— Written instruction —
From the records below, pull each line that has "Demo".

— Stored entries —

- - - - -

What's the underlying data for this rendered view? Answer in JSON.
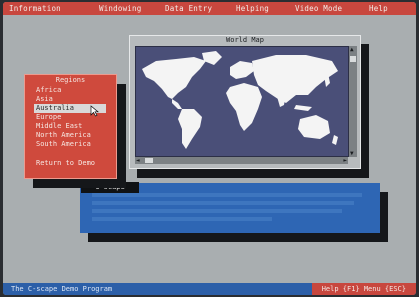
{
  "menubar": {
    "items": [
      "Information",
      "Windowing",
      "Data Entry",
      "Helping",
      "Video Mode",
      "Help"
    ]
  },
  "map_window": {
    "title": "World Map"
  },
  "regions_menu": {
    "title": "Regions",
    "items": [
      "Africa",
      "Asia",
      "Australia",
      "Europe",
      "Middle East",
      "North America",
      "South America"
    ],
    "selected": "Australia",
    "return_label": "Return to Demo"
  },
  "info_panel": {
    "tab_label": "C-scape"
  },
  "statusbar": {
    "left_text": "The C-scape Demo Program",
    "right_text": "Help {F1}   Menu {ESC}"
  },
  "colors": {
    "desktop": "#a9aeb0",
    "menubar": "#c8473e",
    "menu_panel": "#cf4a3d",
    "map_water": "#4a4f78",
    "info_panel": "#2e66b4",
    "statusbar": "#2c5fa8"
  }
}
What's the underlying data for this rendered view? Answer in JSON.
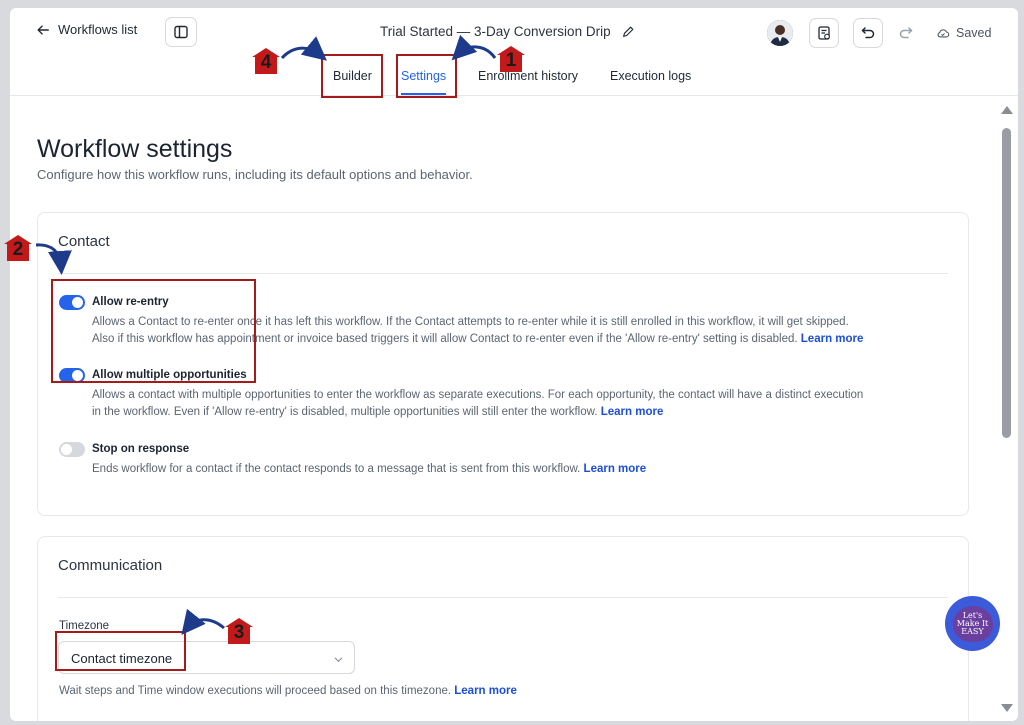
{
  "header": {
    "back_label": "Workflows list",
    "workflow_title": "Trial Started — 3-Day Conversion Drip",
    "status": "Saved"
  },
  "tabs": [
    {
      "label": "Builder",
      "active": false
    },
    {
      "label": "Settings",
      "active": true
    },
    {
      "label": "Enrollment history",
      "active": false
    },
    {
      "label": "Execution logs",
      "active": false
    }
  ],
  "page": {
    "title": "Workflow settings",
    "subtitle": "Configure how this workflow runs, including its default options and behavior."
  },
  "contact": {
    "title": "Contact",
    "options": [
      {
        "label": "Allow re-entry",
        "enabled": true,
        "desc_line1": "Allows a Contact to re-enter once it has left this workflow. If the Contact attempts to re-enter while it is still enrolled in this workflow, it will get skipped.",
        "desc_line2": "Also if this workflow has appointment or invoice based triggers it will allow Contact to re-enter even if the 'Allow re-entry' setting is disabled.",
        "learn_more": "Learn more"
      },
      {
        "label": "Allow multiple opportunities",
        "enabled": true,
        "desc_line1": "Allows a contact with multiple opportunities to enter the workflow as separate executions. For each opportunity, the contact will have a distinct execution",
        "desc_line2": "in the workflow. Even if 'Allow re-entry' is disabled, multiple opportunities will still enter the workflow.",
        "learn_more": "Learn more"
      },
      {
        "label": "Stop on response",
        "enabled": false,
        "desc_line1": "Ends workflow for a contact if the contact responds to a message that is sent from this workflow.",
        "learn_more": "Learn more"
      }
    ]
  },
  "communication": {
    "title": "Communication",
    "timezone_label": "Timezone",
    "timezone_value": "Contact timezone",
    "timezone_help": "Wait steps and Time window executions will proceed based on this timezone.",
    "learn_more": "Learn more"
  },
  "annotations": [
    "1",
    "2",
    "3",
    "4"
  ],
  "watermark": "Let's Make It EASY",
  "colors": {
    "accent": "#2563eb",
    "highlight": "#a31b1b",
    "annotation": "#c21a1a",
    "arrow": "#1e3a8a"
  }
}
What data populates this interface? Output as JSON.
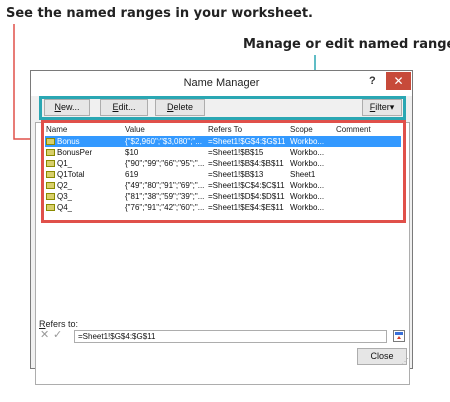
{
  "annotations": {
    "named_ranges": "See the named ranges in your worksheet.",
    "manage_edit": "Manage or edit named ranges."
  },
  "dialog": {
    "title": "Name Manager",
    "help_glyph": "?",
    "close_glyph": "✕"
  },
  "toolbar": {
    "new_label": "New...",
    "new_accel": "N",
    "new_rest": "ew...",
    "edit_label": "Edit...",
    "edit_accel": "E",
    "edit_rest": "dit...",
    "delete_label": "Delete",
    "delete_accel": "D",
    "delete_rest": "elete",
    "filter_label": "Filter",
    "filter_accel": "F",
    "filter_rest": "ilter",
    "filter_arrow": "▾"
  },
  "table": {
    "columns": [
      "Name",
      "Value",
      "Refers To",
      "Scope",
      "Comment"
    ],
    "rows": [
      {
        "name": "Bonus",
        "value": "{\"$2,960\";\"$3,080\";\"...",
        "refers_to": "=Sheet1!$G$4:$G$11",
        "scope": "Workbo...",
        "comment": "",
        "selected": true
      },
      {
        "name": "BonusPer",
        "value": "$10",
        "refers_to": "=Sheet1!$B$15",
        "scope": "Workbo...",
        "comment": "",
        "selected": false
      },
      {
        "name": "Q1_",
        "value": "{\"90\";\"99\";\"66\";\"95\";\"...",
        "refers_to": "=Sheet1!$B$4:$B$11",
        "scope": "Workbo...",
        "comment": "",
        "selected": false
      },
      {
        "name": "Q1Total",
        "value": "619",
        "refers_to": "=Sheet1!$B$13",
        "scope": "Sheet1",
        "comment": "",
        "selected": false
      },
      {
        "name": "Q2_",
        "value": "{\"49\";\"80\";\"91\";\"69\";\"...",
        "refers_to": "=Sheet1!$C$4:$C$11",
        "scope": "Workbo...",
        "comment": "",
        "selected": false
      },
      {
        "name": "Q3_",
        "value": "{\"81\";\"38\";\"59\";\"39\";\"...",
        "refers_to": "=Sheet1!$D$4:$D$11",
        "scope": "Workbo...",
        "comment": "",
        "selected": false
      },
      {
        "name": "Q4_",
        "value": "{\"76\";\"91\";\"42\";\"60\";\"...",
        "refers_to": "=Sheet1!$E$4:$E$11",
        "scope": "Workbo...",
        "comment": "",
        "selected": false
      }
    ]
  },
  "refers": {
    "label": "Refers to:",
    "label_accel": "R",
    "label_rest": "efers to:",
    "value": "=Sheet1!$G$4:$G$11",
    "cancel_glyph": "✕",
    "confirm_glyph": "✓"
  },
  "footer": {
    "close_label": "Close"
  },
  "colors": {
    "teal_highlight": "#2aa7b3",
    "red_highlight": "#e0504a",
    "selection": "#3399ff",
    "close_button": "#c74a3a"
  },
  "icons": {
    "range_icon": "named-range-icon",
    "collapse_icon": "range-collapse-icon"
  }
}
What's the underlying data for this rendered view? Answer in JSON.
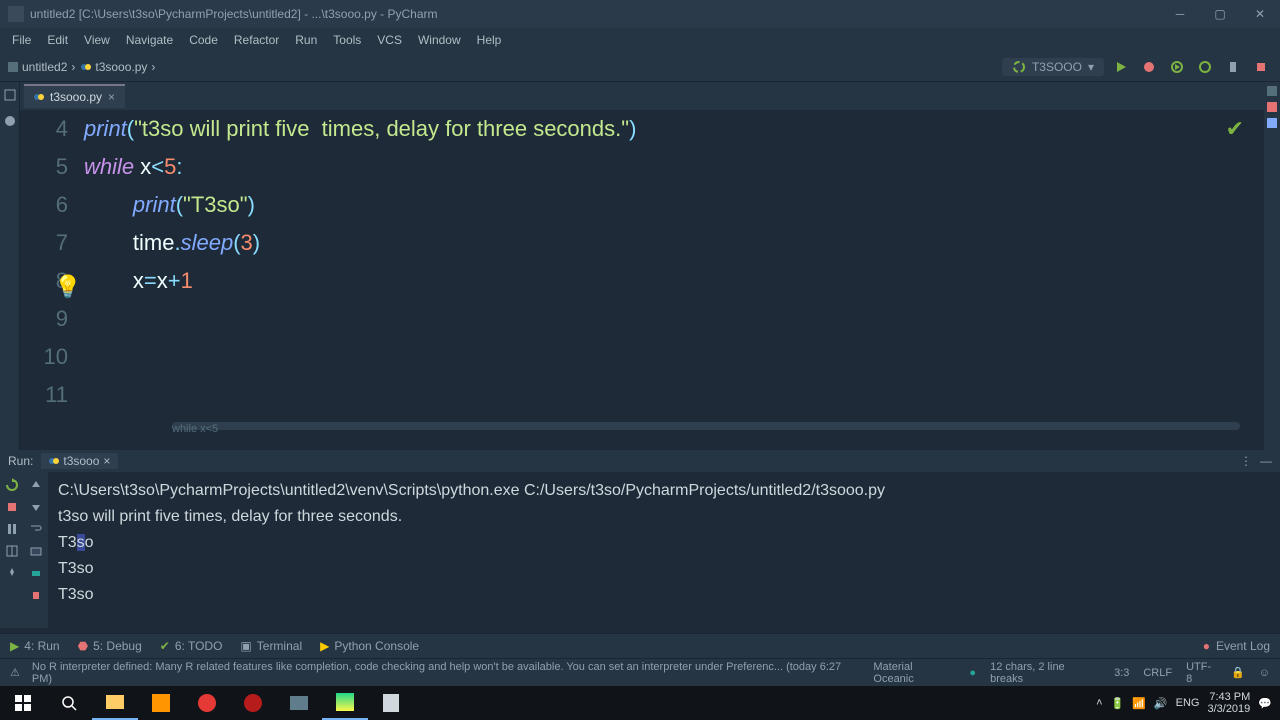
{
  "window": {
    "title": "untitled2 [C:\\Users\\t3so\\PycharmProjects\\untitled2] - ...\\t3sooo.py - PyCharm"
  },
  "menu": [
    "File",
    "Edit",
    "View",
    "Navigate",
    "Code",
    "Refactor",
    "Run",
    "Tools",
    "VCS",
    "Window",
    "Help"
  ],
  "breadcrumb": {
    "project": "untitled2",
    "file": "t3sooo.py"
  },
  "run_config": "T3SOOO",
  "tab": {
    "name": "t3sooo.py"
  },
  "editor": {
    "lines": [
      4,
      5,
      6,
      7,
      8,
      9,
      10,
      11
    ],
    "code": {
      "l4_print": "print",
      "l4_str": "\"t3so will print five  times, delay for three seconds.\"",
      "l5_while": "while",
      "l5_cond": "x",
      "l5_op": "<",
      "l5_num": "5",
      "l6_print": "print",
      "l6_str": "\"T3so\"",
      "l7_time": "time",
      "l7_sleep": "sleep",
      "l7_num": "3",
      "l8_x": "x",
      "l8_eq": "=",
      "l8_x2": "x",
      "l8_plus": "+",
      "l8_one": "1"
    },
    "breadcrumb": "while x<5"
  },
  "run_panel": {
    "label": "Run:",
    "tab": "t3sooo",
    "lines": [
      "C:\\Users\\t3so\\PycharmProjects\\untitled2\\venv\\Scripts\\python.exe C:/Users/t3so/PycharmProjects/untitled2/t3sooo.py",
      "t3so will print five  times, delay for three seconds.",
      "T3so",
      "T3so",
      "T3so"
    ]
  },
  "tool_tabs": {
    "run": "4: Run",
    "debug": "5: Debug",
    "todo": "6: TODO",
    "terminal": "Terminal",
    "python": "Python Console",
    "eventlog": "Event Log"
  },
  "status": {
    "warning": "No R interpreter defined: Many R related features like completion, code checking and help won't be available. You can set an interpreter under Preferenc... (today 6:27 PM)",
    "theme": "Material Oceanic",
    "sel": "12 chars, 2 line breaks",
    "pos": "3:3",
    "crlf": "CRLF",
    "enc": "UTF-8",
    "lock": "🔒"
  },
  "taskbar": {
    "lang": "ENG",
    "time": "7:43 PM",
    "date": "3/3/2019"
  }
}
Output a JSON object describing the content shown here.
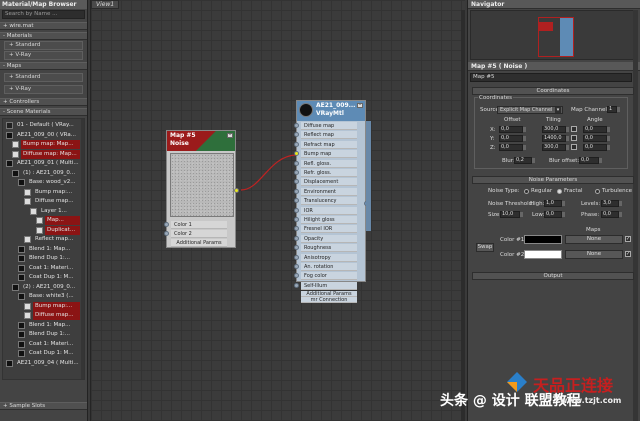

- - - - -

— Completed task —
    "return_label": "Return to Demo"
    "left_text": "The C-scape Demo Program",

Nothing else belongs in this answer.